* [Exercise prompt] Keep only those lines of the records that include the string "options".

* [Given information]
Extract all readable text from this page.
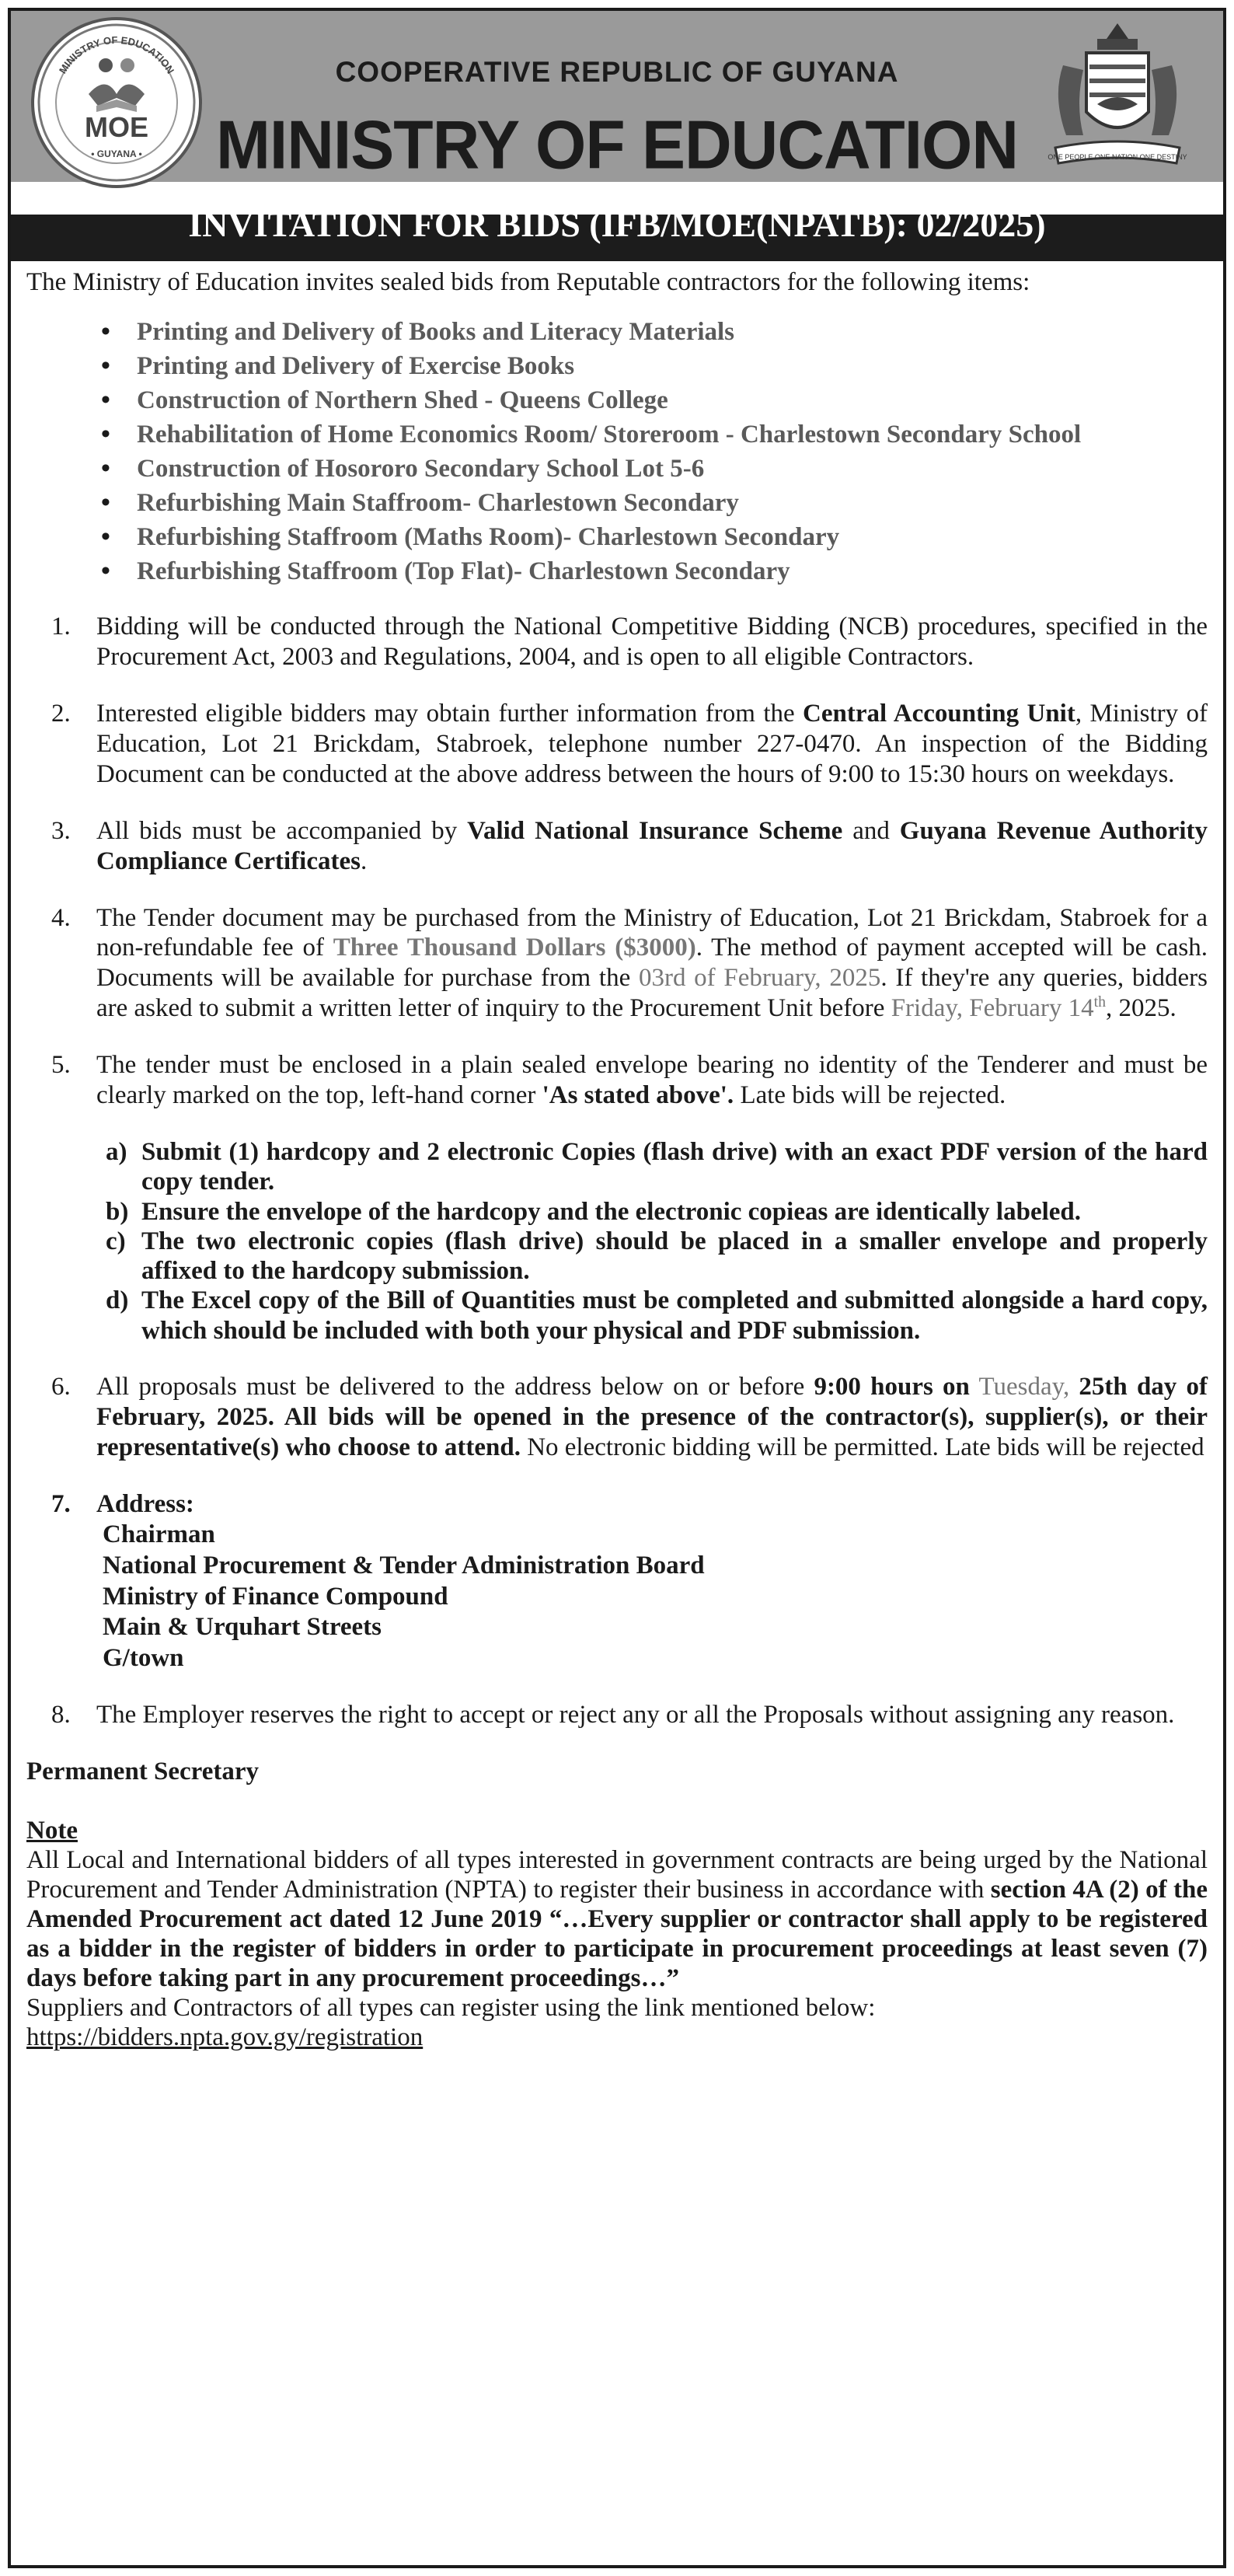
MOE
MINISTRY OF EDUCATION
• GUYANA •
COOPERATIVE REPUBLIC OF GUYANA
MINISTRY OF EDUCATION	ONE PEOPLE ONE NATION ONE DESTINY
INVITATION FOR BIDS (IFB/MOE(NPATB): 02/2025)

The Ministry of Education invites sealed bids from Reputable contractors for the following items:

• Printing and Delivery of Books and Literacy Materials
• Printing and Delivery of Exercise Books
• Construction of Northern Shed - Queens College
• Rehabilitation of Home Economics Room/ Storeroom - Charlestown Secondary School
• Construction of Hosororo Secondary School Lot 5-6
• Refurbishing Main Staffroom- Charlestown Secondary
• Refurbishing Staffroom (Maths Room)- Charlestown Secondary
• Refurbishing Staffroom (Top Flat)- Charlestown Secondary
1. Bidding will be conducted through the National Competitive Bidding (NCB) procedures, specified in the Procurement Act, 2003 and Regulations, 2004, and is open to all eligible Contractors.
2. Interested eligible bidders may obtain further information from the Central Accounting Unit, Ministry of Education, Lot 21 Brickdam, Stabroek, telephone number 227-0470. An inspection of the Bidding Document can be conducted at the above address between the hours of 9:00 to 15:30 hours on weekdays.
3. All bids must be accompanied by Valid National Insurance Scheme and Guyana Revenue Authority Compliance Certificates.
4. The Tender document may be purchased from the Ministry of Education, Lot 21 Brickdam, Stabroek for a non-refundable fee of Three Thousand Dollars ($3000). The method of payment accepted will be cash. Documents will be available for purchase from the 03rd of February, 2025. If they're any queries, bidders are asked to submit a written letter of inquiry to the Procurement Unit before Friday, February 14th, 2025.
5. The tender must be enclosed in a plain sealed envelope bearing no identity of the Tenderer and must be clearly marked on the top, left-hand corner 'As stated above'. Late bids will be rejected.
a) Submit (1) hardcopy and 2 electronic Copies (flash drive) with an exact PDF version of the hard copy tender.
b) Ensure the envelope of the hardcopy and the electronic copieas are identically labeled.
c) The two electronic copies (flash drive) should be placed in a smaller envelope and properly affixed to the hardcopy submission.
d) The Excel copy of the Bill of Quantities must be completed and submitted alongside a hard copy, which should be included with both your physical and PDF submission.
6. All proposals must be delivered to the address below on or before 9:00 hours on Tuesday, 25th day of February, 2025. All bids will be opened in the presence of the contractor(s), supplier(s), or their representative(s) who choose to attend. No electronic bidding will be permitted. Late bids will be rejected
7. Address:
Chairman
National Procurement & Tender Administration Board
Ministry of Finance Compound
Main & Urquhart Streets
G/town
8. The Employer reserves the right to accept or reject any or all the Proposals without assigning any reason.

Permanent Secretary

Note

All Local and International bidders of all types interested in government contracts are being urged by the National Procurement and Tender Administration (NPTA) to register their business in accordance with section 4A (2) of the Amended Procurement act dated 12 June 2019 “…Every supplier or contractor shall apply to be registered as a bidder in the register of bidders in order to participate in procurement proceedings at least seven (7) days before taking part in any procurement proceedings…”

Suppliers and Contractors of all types can register using the link mentioned below:

https://bidders.npta.gov.gy/registration
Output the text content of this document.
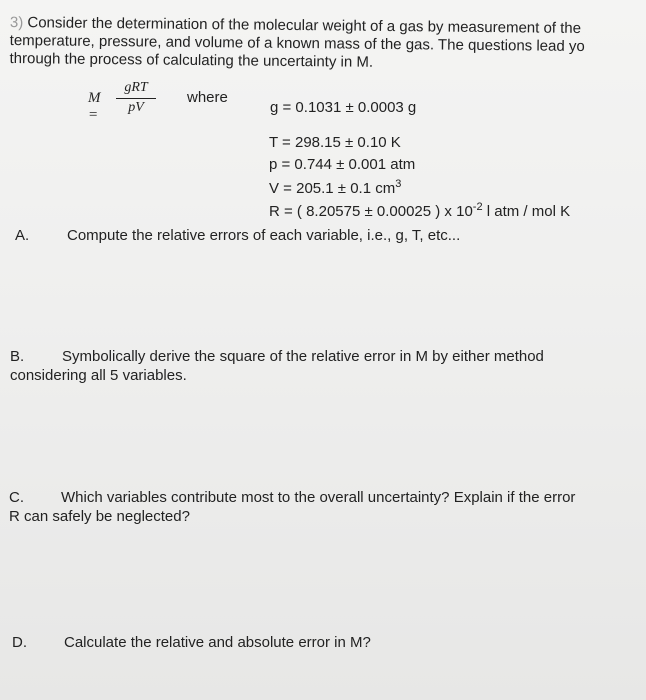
3) Consider the determination of the molecular weight of a gas by measurement of the
temperature, pressure, and volume of a known mass of the gas. The questions lead yo
through the process of calculating the uncertainty in M.
M =
gRT
pV
where
g = 0.1031 ± 0.0003 g
T = 298.15 ± 0.10 K
p = 0.744 ± 0.001 atm
V = 205.1 ± 0.1 $cm^3$
R = ( 8.20575 ± 0.00025 ) x $10^{-2}$ l atm / mol K
A.	Compute the relative errors of each variable, i.e., g, T, etc...
B.	Symbolically derive the square of the relative error in M by either method
considering all 5 variables.
C. Which variables contribute most to the overall uncertainty? Explain if the error
R can safely be neglected?
D. Calculate the relative and absolute error in M?
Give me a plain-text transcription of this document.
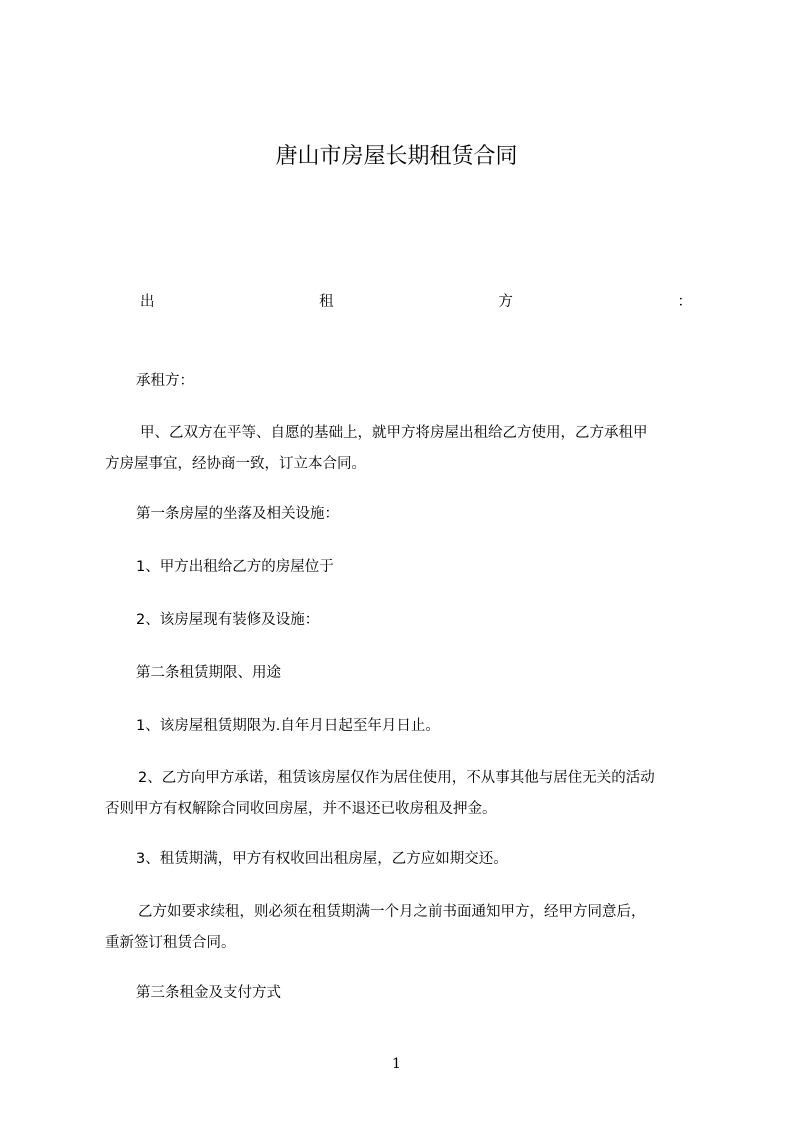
唐山市房屋长期租赁合同
出	租	方	：
承租方：
甲、乙双方在平等、自愿的基础上，就甲方将房屋出租给乙方使用，乙方承租甲
方房屋事宜，经协商一致，订立本合同。
第一条房屋的坐落及相关设施：
1、甲方出租给乙方的房屋位于
2、该房屋现有装修及设施：
第二条租赁期限、用途
1、该房屋租赁期限为.自年月日起至年月日止。
2、乙方向甲方承诺，租赁该房屋仅作为居住使用，不从事其他与居住无关的活动
否则甲方有权解除合同收回房屋，并不退还已收房租及押金。
3、租赁期满，甲方有权收回出租房屋，乙方应如期交还。
乙方如要求续租，则必须在租赁期满一个月之前书面通知甲方，经甲方同意后，
重新签订租赁合同。
第三条租金及支付方式
1
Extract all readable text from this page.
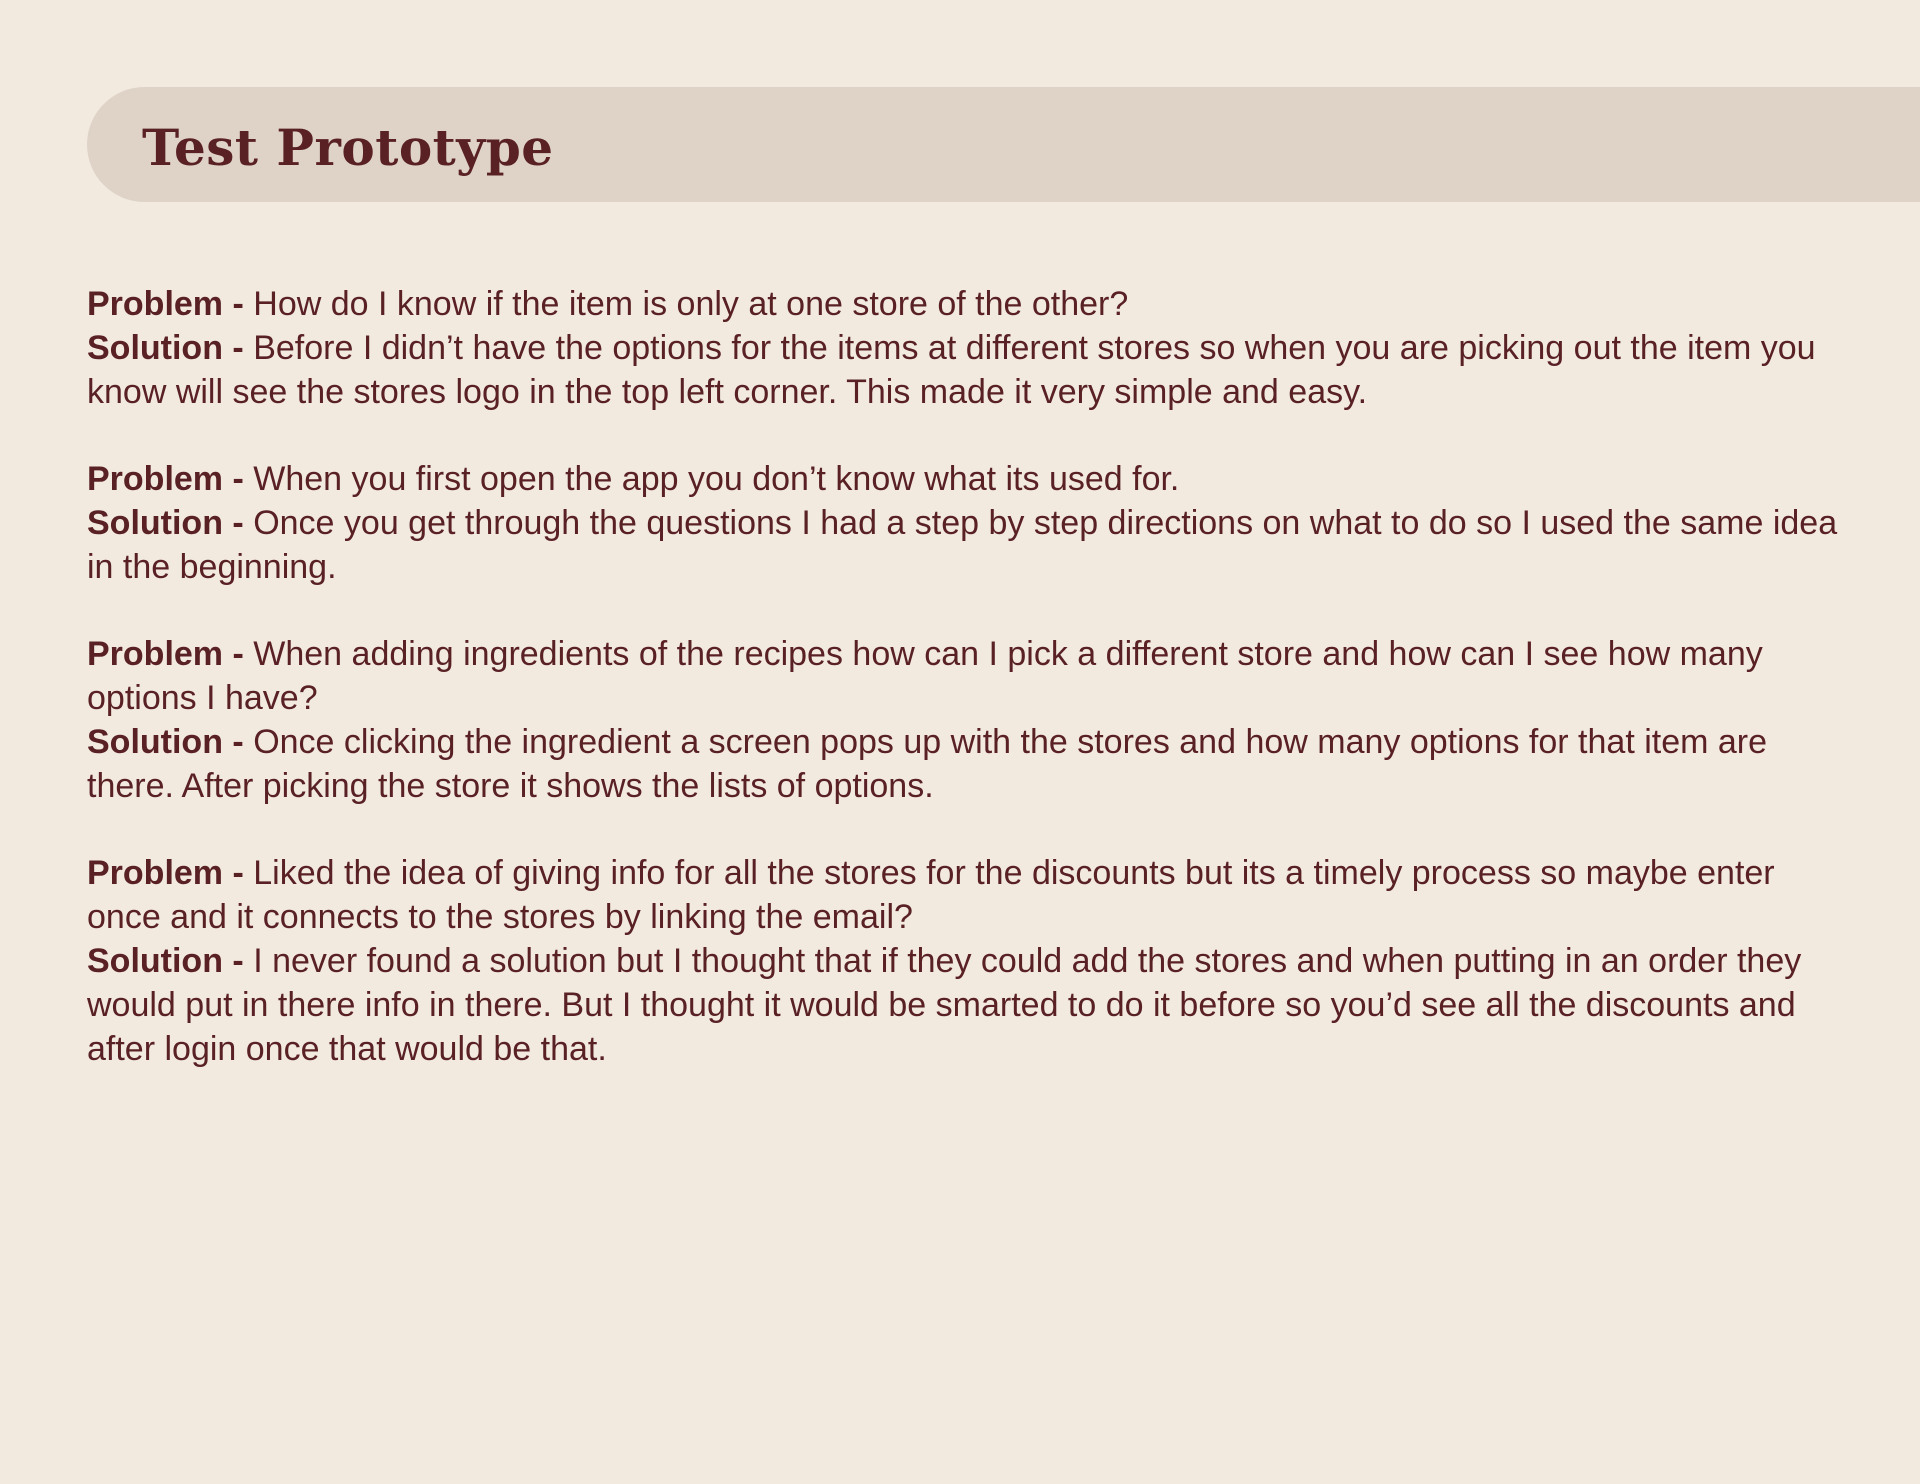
Test Prototype

Problem - How do I know if the item is only at one store of the other?

Solution - Before I didn’t have the options for the items at different stores so when you are picking out the item you know will see the stores logo in the top left corner. This made it very simple and easy.

Problem - When you first open the app you don’t know what its used for.

Solution - Once you get through the questions I had a step by step directions on what to do so I used the same idea in the beginning.

Problem - When adding ingredients of the recipes how can I pick a different store and how can I see how many options I have?

Solution - Once clicking the ingredient a screen pops up with the stores and how many options for that item are there. After picking the store it shows the lists of options.

Problem - Liked the idea of giving info for all the stores for the discounts but its a timely process so maybe enter once and it connects to the stores by linking the email?

Solution - I never found a solution but I thought that if they could add the stores and when putting in an order they would put in there info in there. But I thought it would be smarted to do it before so you’d see all the discounts and after login once that would be that.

* [Reply to the exercise]
Solution - Before I didn’t have the options for the items at different stores so when you are picking out the item you know will see the stores logo in the top left corner. This made it very simple and easy.
Problem - When adding ingredients of the recipes how can I pick a different store and how can I see how many options I have?
Solution - Once clicking the ingredient a screen pops up with the stores and how many options for that item are there. After picking the store it shows the lists of options.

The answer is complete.